## Task brief
Which lines of the data contain the string "fully"? Copy every one of them.

(Records from a collection)
• • • •
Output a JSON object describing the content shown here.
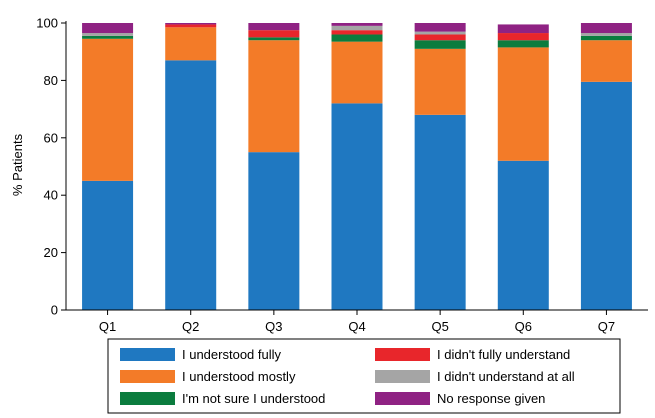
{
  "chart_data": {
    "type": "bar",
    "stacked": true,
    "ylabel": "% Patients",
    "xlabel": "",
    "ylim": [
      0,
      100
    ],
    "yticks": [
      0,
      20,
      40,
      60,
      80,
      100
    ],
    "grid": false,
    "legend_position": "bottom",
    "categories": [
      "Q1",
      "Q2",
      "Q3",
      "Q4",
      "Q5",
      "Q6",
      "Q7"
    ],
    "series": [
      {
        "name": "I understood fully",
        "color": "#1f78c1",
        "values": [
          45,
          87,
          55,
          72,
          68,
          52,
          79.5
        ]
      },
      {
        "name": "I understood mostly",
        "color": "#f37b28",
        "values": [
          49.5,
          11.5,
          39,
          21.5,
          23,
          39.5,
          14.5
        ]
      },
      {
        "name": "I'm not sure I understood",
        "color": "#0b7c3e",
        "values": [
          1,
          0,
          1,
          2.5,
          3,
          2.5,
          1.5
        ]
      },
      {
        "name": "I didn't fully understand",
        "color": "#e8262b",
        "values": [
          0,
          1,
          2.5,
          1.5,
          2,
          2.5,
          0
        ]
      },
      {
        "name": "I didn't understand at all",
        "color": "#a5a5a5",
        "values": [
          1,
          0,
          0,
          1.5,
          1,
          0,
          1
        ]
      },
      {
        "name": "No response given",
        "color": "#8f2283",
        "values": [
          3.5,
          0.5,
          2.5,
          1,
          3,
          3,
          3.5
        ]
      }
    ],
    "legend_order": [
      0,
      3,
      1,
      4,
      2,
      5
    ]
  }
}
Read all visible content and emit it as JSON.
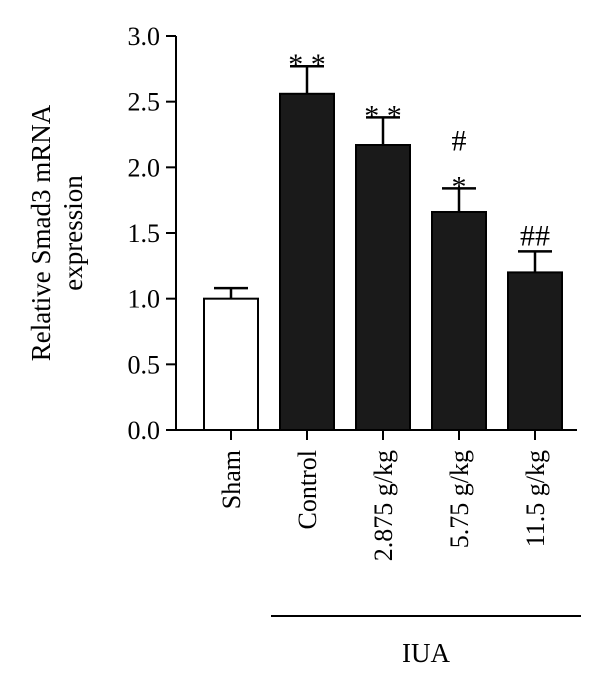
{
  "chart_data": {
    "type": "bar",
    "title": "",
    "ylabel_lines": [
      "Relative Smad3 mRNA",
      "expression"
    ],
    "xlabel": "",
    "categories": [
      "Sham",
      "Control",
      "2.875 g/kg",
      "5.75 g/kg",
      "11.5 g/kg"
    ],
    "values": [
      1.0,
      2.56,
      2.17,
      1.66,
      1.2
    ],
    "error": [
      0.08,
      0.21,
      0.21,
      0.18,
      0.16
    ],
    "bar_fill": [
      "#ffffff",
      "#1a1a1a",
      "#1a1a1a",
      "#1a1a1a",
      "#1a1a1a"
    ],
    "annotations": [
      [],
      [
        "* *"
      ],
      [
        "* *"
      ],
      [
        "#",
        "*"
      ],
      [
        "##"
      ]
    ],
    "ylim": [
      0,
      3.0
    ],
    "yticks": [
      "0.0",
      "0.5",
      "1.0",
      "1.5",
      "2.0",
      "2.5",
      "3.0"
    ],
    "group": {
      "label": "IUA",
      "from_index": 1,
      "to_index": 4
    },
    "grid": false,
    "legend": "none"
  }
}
• • • •
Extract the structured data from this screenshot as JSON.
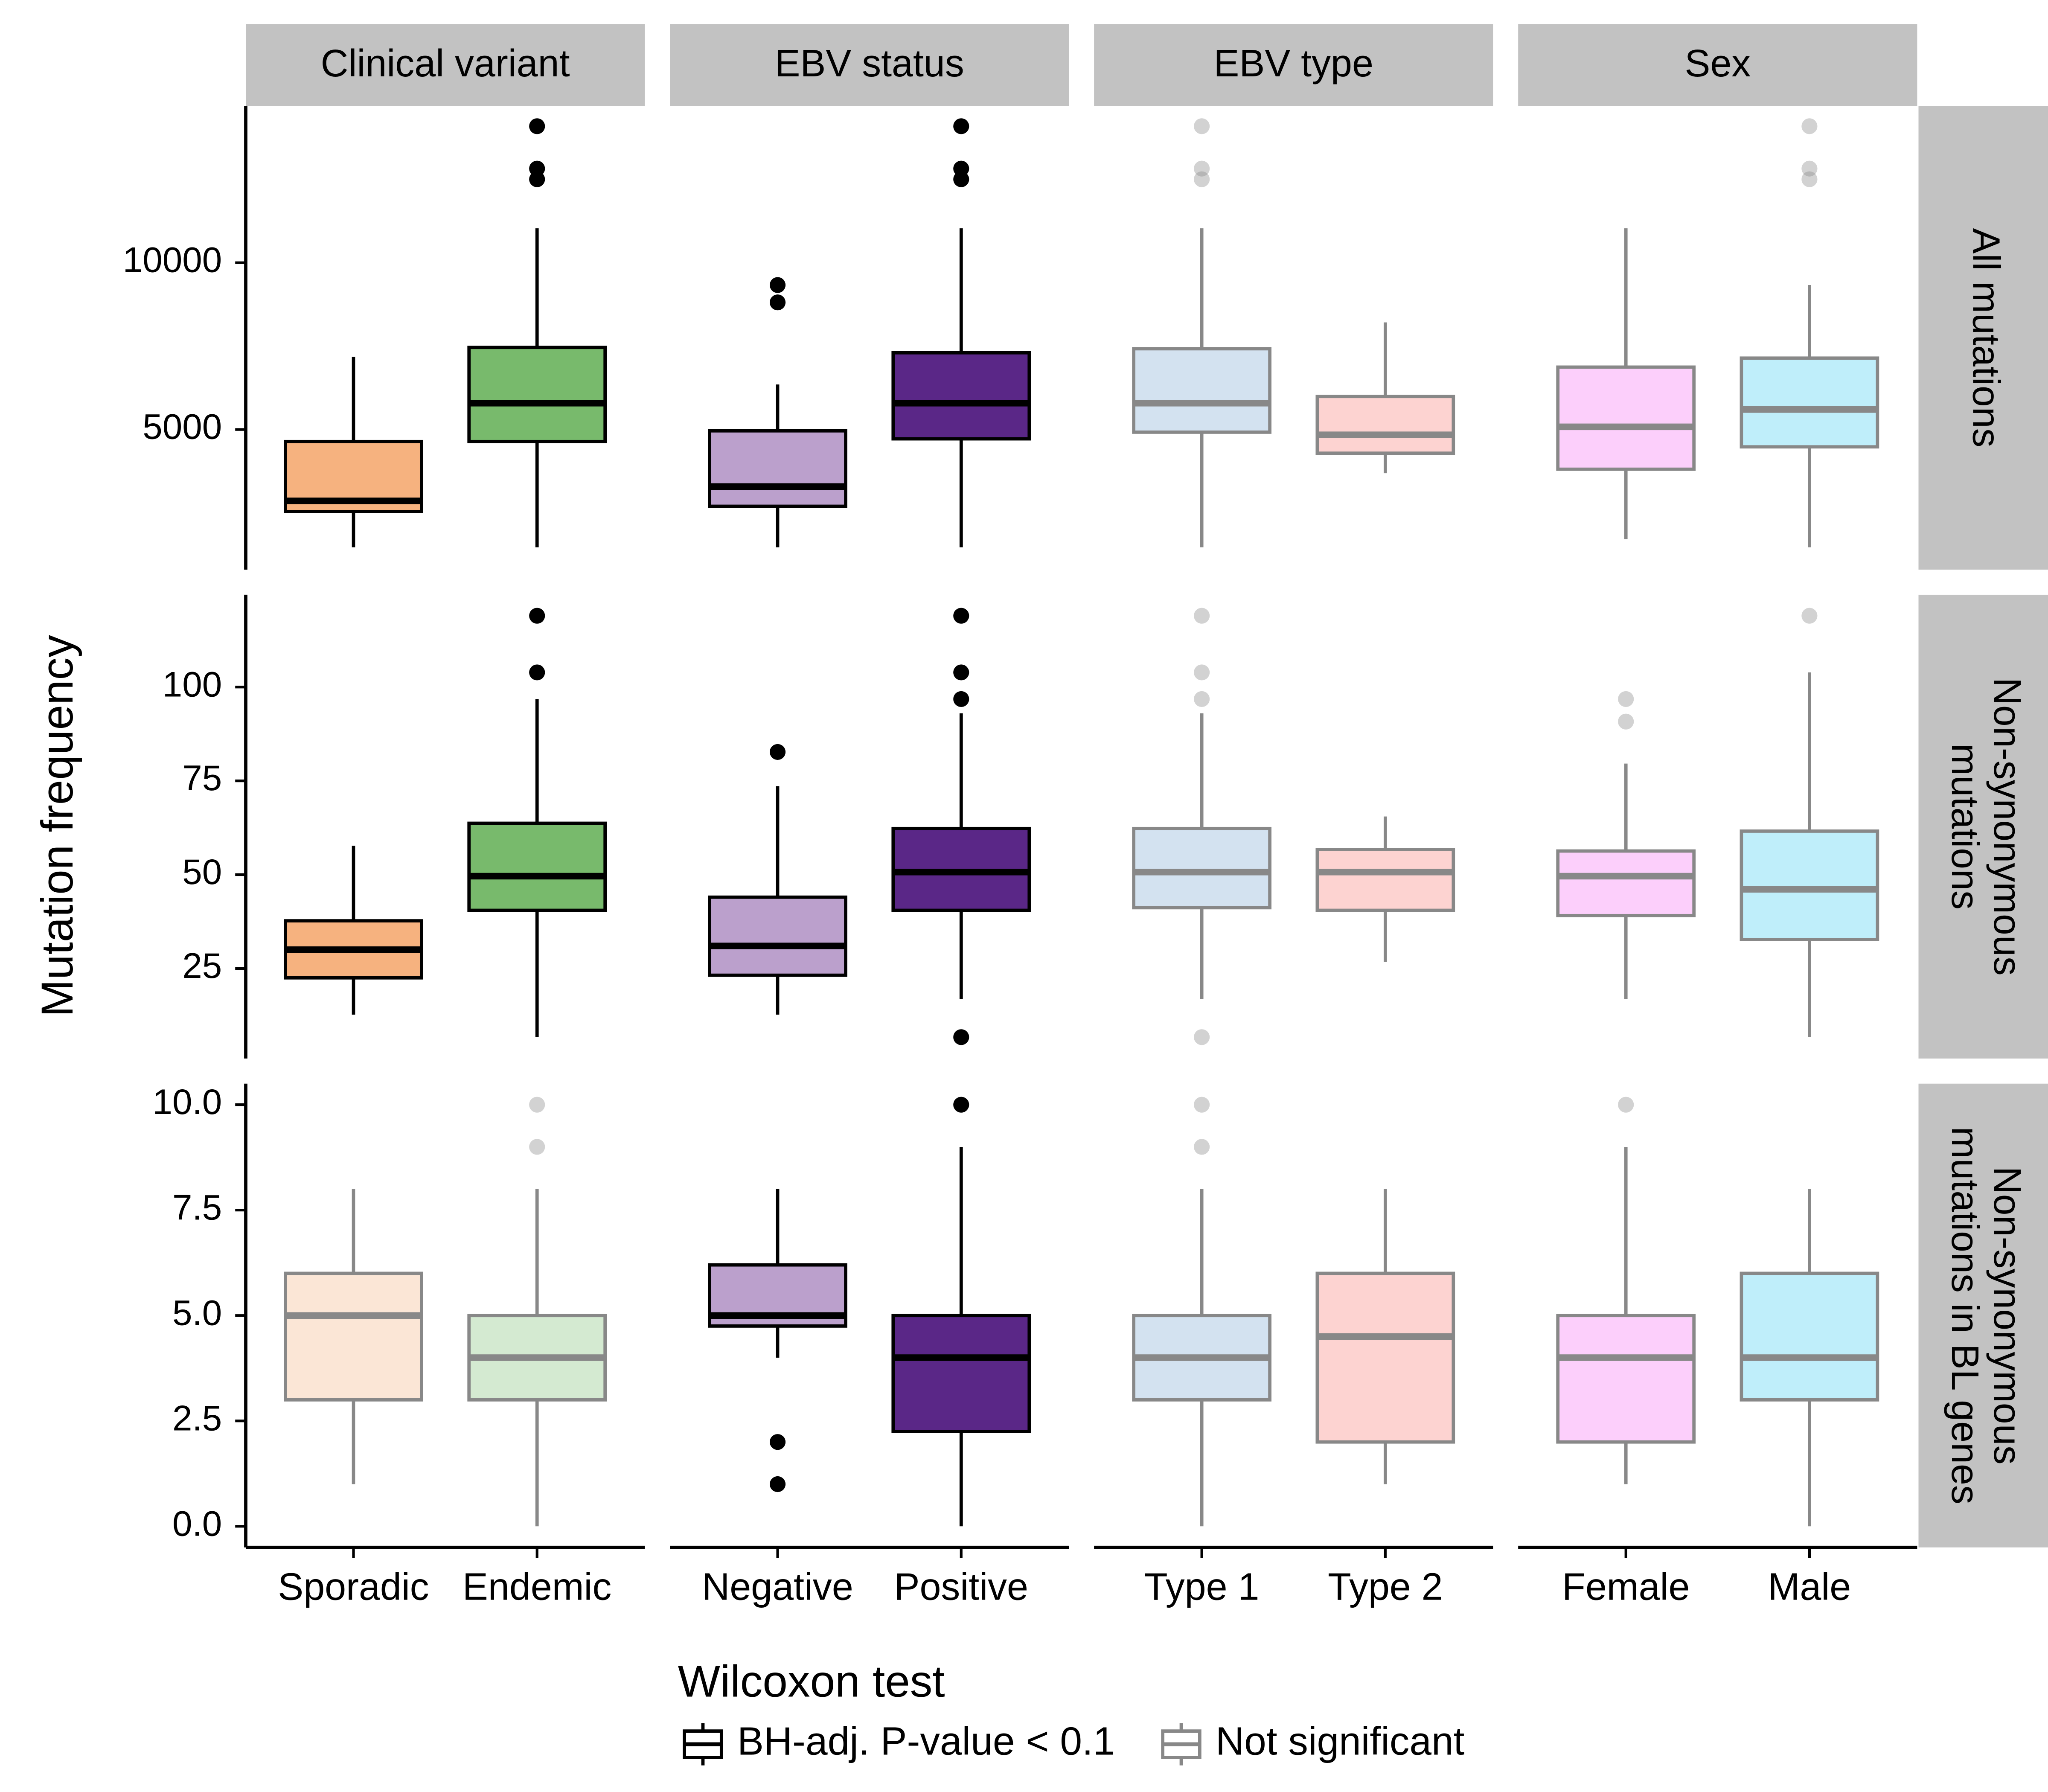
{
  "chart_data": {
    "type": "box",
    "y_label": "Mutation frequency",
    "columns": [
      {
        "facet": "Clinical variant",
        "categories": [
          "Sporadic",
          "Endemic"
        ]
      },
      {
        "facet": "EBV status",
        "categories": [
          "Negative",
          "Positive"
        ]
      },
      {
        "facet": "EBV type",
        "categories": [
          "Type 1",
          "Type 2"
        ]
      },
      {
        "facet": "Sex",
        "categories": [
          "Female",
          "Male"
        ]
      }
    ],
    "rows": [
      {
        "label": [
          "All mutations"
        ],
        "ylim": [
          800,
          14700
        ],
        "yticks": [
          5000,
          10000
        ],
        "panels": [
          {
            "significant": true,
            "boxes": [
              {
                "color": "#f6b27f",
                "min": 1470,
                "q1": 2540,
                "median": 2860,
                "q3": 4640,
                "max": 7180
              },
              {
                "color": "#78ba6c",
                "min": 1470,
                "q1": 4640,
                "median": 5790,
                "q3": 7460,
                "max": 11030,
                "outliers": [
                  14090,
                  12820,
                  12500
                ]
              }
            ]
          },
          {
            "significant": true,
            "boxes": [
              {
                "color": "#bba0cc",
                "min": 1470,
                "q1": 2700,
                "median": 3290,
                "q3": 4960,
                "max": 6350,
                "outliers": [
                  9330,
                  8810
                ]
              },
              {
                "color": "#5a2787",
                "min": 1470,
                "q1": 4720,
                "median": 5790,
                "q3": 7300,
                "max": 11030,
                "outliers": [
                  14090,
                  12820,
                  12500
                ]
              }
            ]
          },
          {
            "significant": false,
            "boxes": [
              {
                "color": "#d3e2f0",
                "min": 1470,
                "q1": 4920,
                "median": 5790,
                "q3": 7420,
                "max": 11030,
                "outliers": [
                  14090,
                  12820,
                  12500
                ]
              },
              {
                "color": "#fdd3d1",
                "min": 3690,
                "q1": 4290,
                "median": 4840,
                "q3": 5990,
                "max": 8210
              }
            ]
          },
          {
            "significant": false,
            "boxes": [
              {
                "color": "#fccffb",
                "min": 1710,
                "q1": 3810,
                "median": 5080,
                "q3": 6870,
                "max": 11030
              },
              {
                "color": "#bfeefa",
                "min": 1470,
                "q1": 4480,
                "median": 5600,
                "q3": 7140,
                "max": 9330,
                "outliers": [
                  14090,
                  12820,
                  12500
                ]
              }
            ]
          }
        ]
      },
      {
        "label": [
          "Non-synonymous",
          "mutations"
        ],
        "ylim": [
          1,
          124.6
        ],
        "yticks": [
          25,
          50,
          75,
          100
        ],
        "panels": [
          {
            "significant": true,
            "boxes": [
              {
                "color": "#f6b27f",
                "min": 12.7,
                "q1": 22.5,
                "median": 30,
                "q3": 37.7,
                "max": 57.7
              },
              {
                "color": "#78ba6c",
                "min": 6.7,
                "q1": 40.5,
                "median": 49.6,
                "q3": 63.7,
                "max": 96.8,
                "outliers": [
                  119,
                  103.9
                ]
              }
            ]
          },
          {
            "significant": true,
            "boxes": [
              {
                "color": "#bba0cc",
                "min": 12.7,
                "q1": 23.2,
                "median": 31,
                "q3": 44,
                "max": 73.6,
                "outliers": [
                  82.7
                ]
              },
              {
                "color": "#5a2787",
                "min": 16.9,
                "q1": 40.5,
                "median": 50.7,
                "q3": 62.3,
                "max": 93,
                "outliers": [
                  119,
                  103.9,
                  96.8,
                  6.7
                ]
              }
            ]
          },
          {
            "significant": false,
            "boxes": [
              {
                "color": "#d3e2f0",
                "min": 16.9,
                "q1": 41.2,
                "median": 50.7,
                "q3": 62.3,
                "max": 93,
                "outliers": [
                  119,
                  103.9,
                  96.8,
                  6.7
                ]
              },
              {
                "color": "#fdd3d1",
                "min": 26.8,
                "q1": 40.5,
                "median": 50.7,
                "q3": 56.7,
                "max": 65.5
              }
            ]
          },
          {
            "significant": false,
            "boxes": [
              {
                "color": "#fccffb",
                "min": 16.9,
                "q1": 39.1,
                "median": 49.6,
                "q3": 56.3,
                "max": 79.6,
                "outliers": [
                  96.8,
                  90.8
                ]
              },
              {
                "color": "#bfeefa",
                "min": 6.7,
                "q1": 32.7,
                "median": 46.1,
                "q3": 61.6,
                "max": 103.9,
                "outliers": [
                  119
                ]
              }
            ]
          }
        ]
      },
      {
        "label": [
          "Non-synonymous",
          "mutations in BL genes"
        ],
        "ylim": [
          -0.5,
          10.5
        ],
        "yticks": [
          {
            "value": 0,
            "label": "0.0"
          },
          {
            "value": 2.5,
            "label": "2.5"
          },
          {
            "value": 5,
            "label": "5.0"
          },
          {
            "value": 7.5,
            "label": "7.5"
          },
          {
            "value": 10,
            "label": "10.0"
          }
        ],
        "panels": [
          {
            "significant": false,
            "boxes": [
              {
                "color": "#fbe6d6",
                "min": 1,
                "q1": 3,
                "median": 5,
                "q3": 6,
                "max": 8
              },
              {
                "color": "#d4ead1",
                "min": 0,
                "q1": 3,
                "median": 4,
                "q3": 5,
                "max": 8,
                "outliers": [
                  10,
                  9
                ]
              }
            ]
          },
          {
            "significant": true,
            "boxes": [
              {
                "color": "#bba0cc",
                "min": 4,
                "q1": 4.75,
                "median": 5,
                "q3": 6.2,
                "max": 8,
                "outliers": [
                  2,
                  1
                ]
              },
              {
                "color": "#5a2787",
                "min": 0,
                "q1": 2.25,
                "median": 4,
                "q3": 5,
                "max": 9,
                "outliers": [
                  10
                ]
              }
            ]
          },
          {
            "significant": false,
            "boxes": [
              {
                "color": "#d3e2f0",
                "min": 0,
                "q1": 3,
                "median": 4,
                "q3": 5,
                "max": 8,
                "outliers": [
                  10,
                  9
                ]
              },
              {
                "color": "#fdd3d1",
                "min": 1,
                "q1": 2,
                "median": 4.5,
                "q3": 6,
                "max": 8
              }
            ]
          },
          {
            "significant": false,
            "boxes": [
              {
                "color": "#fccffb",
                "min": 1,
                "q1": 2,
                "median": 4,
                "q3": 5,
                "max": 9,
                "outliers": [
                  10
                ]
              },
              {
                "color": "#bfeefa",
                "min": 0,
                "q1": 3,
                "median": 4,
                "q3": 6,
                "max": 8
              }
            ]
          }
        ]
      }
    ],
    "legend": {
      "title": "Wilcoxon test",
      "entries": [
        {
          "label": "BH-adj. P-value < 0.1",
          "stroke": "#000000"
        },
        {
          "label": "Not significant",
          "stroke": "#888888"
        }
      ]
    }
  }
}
• • • •
## Response
        "name": "I understood fully",
        "name": "I didn't fully understand",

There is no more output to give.